# Start of Data records
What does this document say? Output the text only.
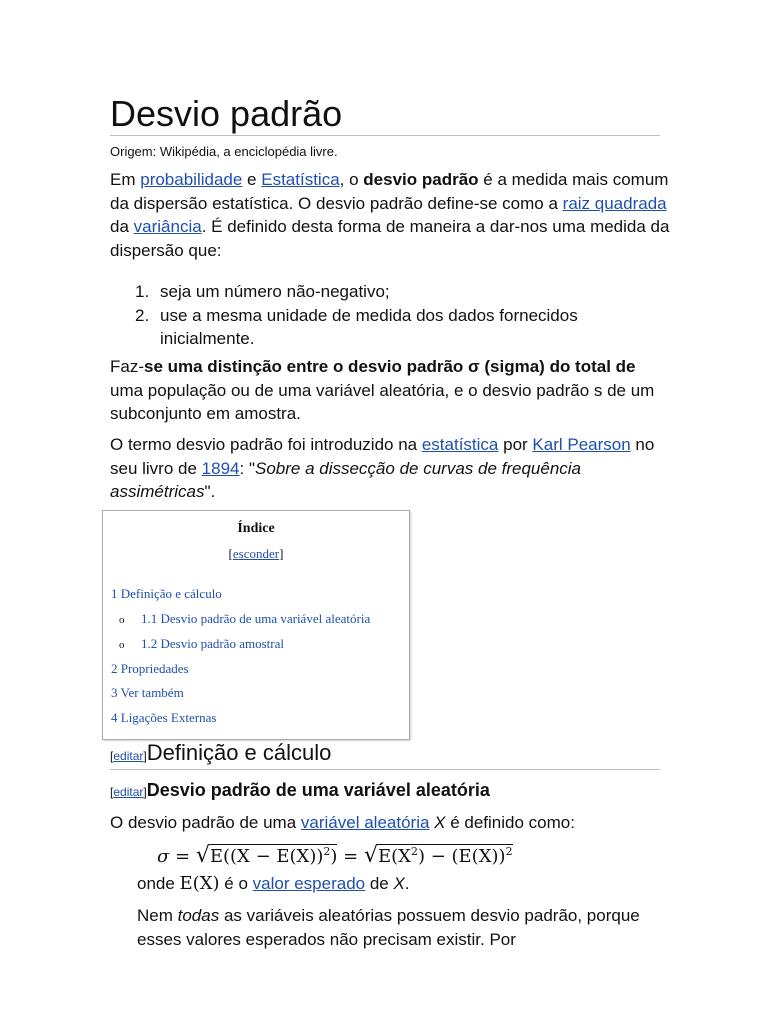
Desvio padrão
Origem: Wikipédia, a enciclopédia livre.

Em probabilidade e Estatística, o desvio padrão é a medida mais comum da dispersão estatística. O desvio padrão define-se como a raiz quadrada da variância. É definido desta forma de maneira a dar-nos uma medida da dispersão que:

1. seja um número não-negativo;
2. use a mesma unidade de medida dos dados fornecidos inicialmente.

Faz-se uma distinção entre o desvio padrão σ (sigma) do total de uma população ou de uma variável aleatória, e o desvio padrão s de um subconjunto em amostra.

O termo desvio padrão foi introduzido na estatística por Karl Pearson no seu livro de 1894: "Sobre a dissecção de curvas de frequência assimétricas".

Índice
[esconder]
1 Definição e cálculo
o 1.1 Desvio padrão de uma variável aleatória
o 1.2 Desvio padrão amostral
2 Propriedades
3 Ver também
4 Ligações Externas
[editar]Definição e cálculo
[editar]Desvio padrão de uma variável aleatória

O desvio padrão de uma variável aleatória X é definido como:

$\sigma = √E((X - E(X))^2) = √E(X^2) - (E(X))^2$

onde E(X) é o valor esperado de X.

Nem todas as variáveis aleatórias possuem desvio padrão, porque esses valores esperados não precisam existir. Por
# End of Data records
• Problem requirements:
The pictures in the entries should be left out; output everything else exactly.

• Worked solution:
What does this document say? Output the text only.
Desvio padrão
Origem: Wikipédia, a enciclopédia livre.

Em probabilidade e Estatística, o desvio padrão é a medida mais comum da dispersão estatística. O desvio padrão define-se como a raiz quadrada da variância. É definido desta forma de maneira a dar-nos uma medida da dispersão que:

1. seja um número não-negativo;
2. use a mesma unidade de medida dos dados fornecidos inicialmente.

Faz-se uma distinção entre o desvio padrão σ (sigma) do total de uma população ou de uma variável aleatória, e o desvio padrão s de um subconjunto em amostra.

O termo desvio padrão foi introduzido na estatística por Karl Pearson no seu livro de 1894: "Sobre a dissecção de curvas de frequência assimétricas".

Índice
[esconder]
1 Definição e cálculo
o 1.1 Desvio padrão de uma variável aleatória
o 1.2 Desvio padrão amostral
2 Propriedades
3 Ver também
4 Ligações Externas
[editar]Definição e cálculo
[editar]Desvio padrão de uma variável aleatória

O desvio padrão de uma variável aleatória X é definido como:

$\sigma = √E((X - E(X))^2) = √E(X^2) - (E(X))^2$

onde E(X) é o valor esperado de X.

Nem todas as variáveis aleatórias possuem desvio padrão, porque esses valores esperados não precisam existir. Por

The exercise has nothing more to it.